◆ **DATA SUPPLIED**:

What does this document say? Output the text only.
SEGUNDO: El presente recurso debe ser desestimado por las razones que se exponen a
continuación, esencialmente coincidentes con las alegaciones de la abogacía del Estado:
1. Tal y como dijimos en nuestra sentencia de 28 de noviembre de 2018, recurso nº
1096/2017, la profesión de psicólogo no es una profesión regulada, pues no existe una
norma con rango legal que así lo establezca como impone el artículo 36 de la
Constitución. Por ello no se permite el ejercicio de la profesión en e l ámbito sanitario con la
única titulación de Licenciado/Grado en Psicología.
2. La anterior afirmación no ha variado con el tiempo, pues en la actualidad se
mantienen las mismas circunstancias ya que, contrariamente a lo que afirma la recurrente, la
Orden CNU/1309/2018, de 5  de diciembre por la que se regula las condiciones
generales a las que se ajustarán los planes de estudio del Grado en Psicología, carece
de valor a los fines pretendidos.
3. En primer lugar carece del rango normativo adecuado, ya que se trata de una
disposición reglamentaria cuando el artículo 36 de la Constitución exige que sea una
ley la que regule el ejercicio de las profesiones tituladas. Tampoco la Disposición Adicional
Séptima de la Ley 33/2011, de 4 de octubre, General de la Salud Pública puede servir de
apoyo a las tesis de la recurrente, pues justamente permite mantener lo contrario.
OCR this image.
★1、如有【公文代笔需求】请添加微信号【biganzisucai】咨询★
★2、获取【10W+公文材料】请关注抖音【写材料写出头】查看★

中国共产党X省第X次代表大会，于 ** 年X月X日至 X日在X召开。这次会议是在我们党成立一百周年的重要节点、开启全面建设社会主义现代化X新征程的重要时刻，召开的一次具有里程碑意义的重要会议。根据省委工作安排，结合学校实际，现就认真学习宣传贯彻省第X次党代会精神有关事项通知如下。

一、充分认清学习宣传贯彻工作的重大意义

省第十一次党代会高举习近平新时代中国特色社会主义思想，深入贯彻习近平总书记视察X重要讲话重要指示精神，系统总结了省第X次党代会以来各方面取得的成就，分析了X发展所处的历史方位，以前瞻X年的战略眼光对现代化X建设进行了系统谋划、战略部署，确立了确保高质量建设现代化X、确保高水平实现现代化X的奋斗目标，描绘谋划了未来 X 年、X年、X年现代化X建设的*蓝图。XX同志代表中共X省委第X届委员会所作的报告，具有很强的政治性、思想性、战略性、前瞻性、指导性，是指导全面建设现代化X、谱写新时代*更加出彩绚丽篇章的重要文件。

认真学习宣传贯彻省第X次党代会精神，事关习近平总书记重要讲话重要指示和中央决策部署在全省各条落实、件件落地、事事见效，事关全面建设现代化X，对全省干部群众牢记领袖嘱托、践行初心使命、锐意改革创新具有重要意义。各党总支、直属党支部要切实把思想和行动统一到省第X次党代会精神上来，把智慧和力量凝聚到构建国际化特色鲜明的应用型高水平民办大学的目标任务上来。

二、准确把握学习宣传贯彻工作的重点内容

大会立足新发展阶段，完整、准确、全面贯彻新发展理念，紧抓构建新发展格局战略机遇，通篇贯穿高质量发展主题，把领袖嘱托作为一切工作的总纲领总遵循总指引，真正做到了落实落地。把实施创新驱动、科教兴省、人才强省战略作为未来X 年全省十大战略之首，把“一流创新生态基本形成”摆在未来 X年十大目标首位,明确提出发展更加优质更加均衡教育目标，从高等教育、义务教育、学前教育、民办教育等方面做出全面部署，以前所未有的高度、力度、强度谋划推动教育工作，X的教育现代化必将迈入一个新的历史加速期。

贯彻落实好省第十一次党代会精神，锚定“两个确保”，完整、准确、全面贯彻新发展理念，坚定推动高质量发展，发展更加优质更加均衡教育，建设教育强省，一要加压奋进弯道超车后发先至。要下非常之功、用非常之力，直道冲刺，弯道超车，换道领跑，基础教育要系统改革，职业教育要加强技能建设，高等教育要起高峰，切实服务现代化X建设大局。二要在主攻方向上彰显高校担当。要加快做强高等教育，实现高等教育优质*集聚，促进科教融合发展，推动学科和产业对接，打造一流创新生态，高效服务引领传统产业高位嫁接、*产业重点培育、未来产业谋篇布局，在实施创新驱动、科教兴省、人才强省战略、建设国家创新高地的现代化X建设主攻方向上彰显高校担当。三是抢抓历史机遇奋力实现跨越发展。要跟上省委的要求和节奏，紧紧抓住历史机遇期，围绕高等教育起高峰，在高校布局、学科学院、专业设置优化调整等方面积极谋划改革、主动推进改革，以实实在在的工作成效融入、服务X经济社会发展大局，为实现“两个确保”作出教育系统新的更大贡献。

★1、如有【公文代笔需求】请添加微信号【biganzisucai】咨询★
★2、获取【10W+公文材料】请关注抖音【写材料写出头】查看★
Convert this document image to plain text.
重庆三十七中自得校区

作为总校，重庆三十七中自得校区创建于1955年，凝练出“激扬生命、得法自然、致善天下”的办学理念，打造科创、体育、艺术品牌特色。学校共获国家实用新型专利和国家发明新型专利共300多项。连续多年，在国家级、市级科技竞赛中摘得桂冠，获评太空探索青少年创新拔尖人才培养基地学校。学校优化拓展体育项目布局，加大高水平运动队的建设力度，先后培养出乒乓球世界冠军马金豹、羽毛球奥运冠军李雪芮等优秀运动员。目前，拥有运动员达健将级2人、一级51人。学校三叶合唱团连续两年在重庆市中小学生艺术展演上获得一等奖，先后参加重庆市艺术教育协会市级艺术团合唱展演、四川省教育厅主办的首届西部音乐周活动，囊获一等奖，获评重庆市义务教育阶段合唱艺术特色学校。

◆ **REQUIREMENTS**: Extract the entries above verbatim.

◆ **TASK RESULT**:
What does this document say? Output the text only.
SEGUNDO: El presente recurso debe ser desestimado por las razones que se exponen a
continuación, esencialmente coincidentes con las alegaciones de la abogacía del Estado:
1. Tal y como dijimos en nuestra sentencia de 28 de noviembre de 2018, recurso nº
1096/2017, la profesión de psicólogo no es una profesión regulada, pues no existe una
norma con rango legal que así lo establezca como impone el artículo 36 de la
Constitución. Por ello no se permite el ejercicio de la profesión en e l ámbito sanitario con la
única titulación de Licenciado/Grado en Psicología.
2. La anterior afirmación no ha variado con el tiempo, pues en la actualidad se
mantienen las mismas circunstancias ya que, contrariamente a lo que afirma la recurrente, la
Orden CNU/1309/2018, de 5  de diciembre por la que se regula las condiciones
generales a las que se ajustarán los planes de estudio del Grado en Psicología, carece
de valor a los fines pretendidos.
3. En primer lugar carece del rango normativo adecuado, ya que se trata de una
disposición reglamentaria cuando el artículo 36 de la Constitución exige que sea una
ley la que regule el ejercicio de las profesiones tituladas. Tampoco la Disposición Adicional
Séptima de la Ley 33/2011, de 4 de octubre, General de la Salud Pública puede servir de
apoyo a las tesis de la recurrente, pues justamente permite mantener lo contrario.
OCR this image.
★1、如有【公文代笔需求】请添加微信号【biganzisucai】咨询★
★2、获取【10W+公文材料】请关注抖音【写材料写出头】查看★

中国共产党X省第X次代表大会，于 ** 年X月X日至 X日在X召开。这次会议是在我们党成立一百周年的重要节点、开启全面建设社会主义现代化X新征程的重要时刻，召开的一次具有里程碑意义的重要会议。根据省委工作安排，结合学校实际，现就认真学习宣传贯彻省第X次党代会精神有关事项通知如下。

一、充分认清学习宣传贯彻工作的重大意义

省第十一次党代会高举习近平新时代中国特色社会主义思想，深入贯彻习近平总书记视察X重要讲话重要指示精神，系统总结了省第X次党代会以来各方面取得的成就，分析了X发展所处的历史方位，以前瞻X年的战略眼光对现代化X建设进行了系统谋划、战略部署，确立了确保高质量建设现代化X、确保高水平实现现代化X的奋斗目标，描绘谋划了未来 X 年、X年、X年现代化X建设的*蓝图。XX同志代表中共X省委第X届委员会所作的报告，具有很强的政治性、思想性、战略性、前瞻性、指导性，是指导全面建设现代化X、谱写新时代*更加出彩绚丽篇章的重要文件。

认真学习宣传贯彻省第X次党代会精神，事关习近平总书记重要讲话重要指示和中央决策部署在全省各条落实、件件落地、事事见效，事关全面建设现代化X，对全省干部群众牢记领袖嘱托、践行初心使命、锐意改革创新具有重要意义。各党总支、直属党支部要切实把思想和行动统一到省第X次党代会精神上来，把智慧和力量凝聚到构建国际化特色鲜明的应用型高水平民办大学的目标任务上来。

二、准确把握学习宣传贯彻工作的重点内容

大会立足新发展阶段，完整、准确、全面贯彻新发展理念，紧抓构建新发展格局战略机遇，通篇贯穿高质量发展主题，把领袖嘱托作为一切工作的总纲领总遵循总指引，真正做到了落实落地。把实施创新驱动、科教兴省、人才强省战略作为未来X 年全省十大战略之首，把“一流创新生态基本形成”摆在未来 X年十大目标首位,明确提出发展更加优质更加均衡教育目标，从高等教育、义务教育、学前教育、民办教育等方面做出全面部署，以前所未有的高度、力度、强度谋划推动教育工作，X的教育现代化必将迈入一个新的历史加速期。

贯彻落实好省第十一次党代会精神，锚定“两个确保”，完整、准确、全面贯彻新发展理念，坚定推动高质量发展，发展更加优质更加均衡教育，建设教育强省，一要加压奋进弯道超车后发先至。要下非常之功、用非常之力，直道冲刺，弯道超车，换道领跑，基础教育要系统改革，职业教育要加强技能建设，高等教育要起高峰，切实服务现代化X建设大局。二要在主攻方向上彰显高校担当。要加快做强高等教育，实现高等教育优质*集聚，促进科教融合发展，推动学科和产业对接，打造一流创新生态，高效服务引领传统产业高位嫁接、*产业重点培育、未来产业谋篇布局，在实施创新驱动、科教兴省、人才强省战略、建设国家创新高地的现代化X建设主攻方向上彰显高校担当。三是抢抓历史机遇奋力实现跨越发展。要跟上省委的要求和节奏，紧紧抓住历史机遇期，围绕高等教育起高峰，在高校布局、学科学院、专业设置优化调整等方面积极谋划改革、主动推进改革，以实实在在的工作成效融入、服务X经济社会发展大局，为实现“两个确保”作出教育系统新的更大贡献。

★1、如有【公文代笔需求】请添加微信号【biganzisucai】咨询★
★2、获取【10W+公文材料】请关注抖音【写材料写出头】查看★
Convert this document image to plain text.
重庆三十七中自得校区

作为总校，重庆三十七中自得校区创建于1955年，凝练出“激扬生命、得法自然、致善天下”的办学理念，打造科创、体育、艺术品牌特色。学校共获国家实用新型专利和国家发明新型专利共300多项。连续多年，在国家级、市级科技竞赛中摘得桂冠，获评太空探索青少年创新拔尖人才培养基地学校。学校优化拓展体育项目布局，加大高水平运动队的建设力度，先后培养出乒乓球世界冠军马金豹、羽毛球奥运冠军李雪芮等优秀运动员。目前，拥有运动员达健将级2人、一级51人。学校三叶合唱团连续两年在重庆市中小学生艺术展演上获得一等奖，先后参加重庆市艺术教育协会市级艺术团合唱展演、四川省教育厅主办的首届西部音乐周活动，囊获一等奖，获评重庆市义务教育阶段合唱艺术特色学校。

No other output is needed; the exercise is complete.